> _EXTRACTED TEXT_
══════════

# Cruze Towing



## Dieselard (Jan 2, 2012)

How strong are these cruze transmissions for towing? The manual states you can tow up to 1,000 lbs but doesnt mean you should.

I just purchased a jet ski + trailer and was wondering if i could occasionally tow it with my cruze.

Has anybody towed frequently with the cruze with or without issues? Thank you.


----------



## Patman (May 7, 2011)

You probably get away with a jet ski + trailer but I wouldn't go much heavier than that. Not only the transmission but the small engines only have so much capacity also. Tread lightly!! So to speak.


----------



## BradHerr (Sep 29, 2013)

I plan on finding out! I put a hitch on mine and am building a trailer to haul some camping gear. Looking at 500-600 lbs for trailer and gear.


----------



## sciphi (Aug 26, 2011)

Dieselard said:


> How strong are these cruze transmissions for towing? The manual states you can tow up to 1,000 lbs but doesnt mean you should.

══════════

> _GIVEN EXERCISE_
Can you reproduce the entire Cruze towing thread word for word? None of the data relates to the Cruze towing thread.

> _INFORMATION PROVIDED_
══════════

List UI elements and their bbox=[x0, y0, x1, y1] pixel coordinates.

══════════

> _RESPONSE TO THIS EXERCISE_
# Cruze Towing



## Dieselard (Jan 2, 2012)

How strong are these cruze transmissions for towing? The manual states you can tow up to 1,000 lbs but doesnt mean you should.

I just purchased a jet ski + trailer and was wondering if i could occasionally tow it with my cruze.

Has anybody towed frequently with the cruze with or without issues? Thank you.


----------



## Patman (May 7, 2011)

You probably get away with a jet ski + trailer but I wouldn't go much heavier than that. Not only the transmission but the small engines only have so much capacity also. Tread lightly!! So to speak.


----------



## BradHerr (Sep 29, 2013)

I plan on finding out! I put a hitch on mine and am building a trailer to haul some camping gear. Looking at 500-600 lbs for trailer and gear.


----------



## sciphi (Aug 26, 2011)

Dieselard said:


> How strong are these cruze transmissions for towing? The manual states you can tow up to 1,000 lbs but doesnt mean you should.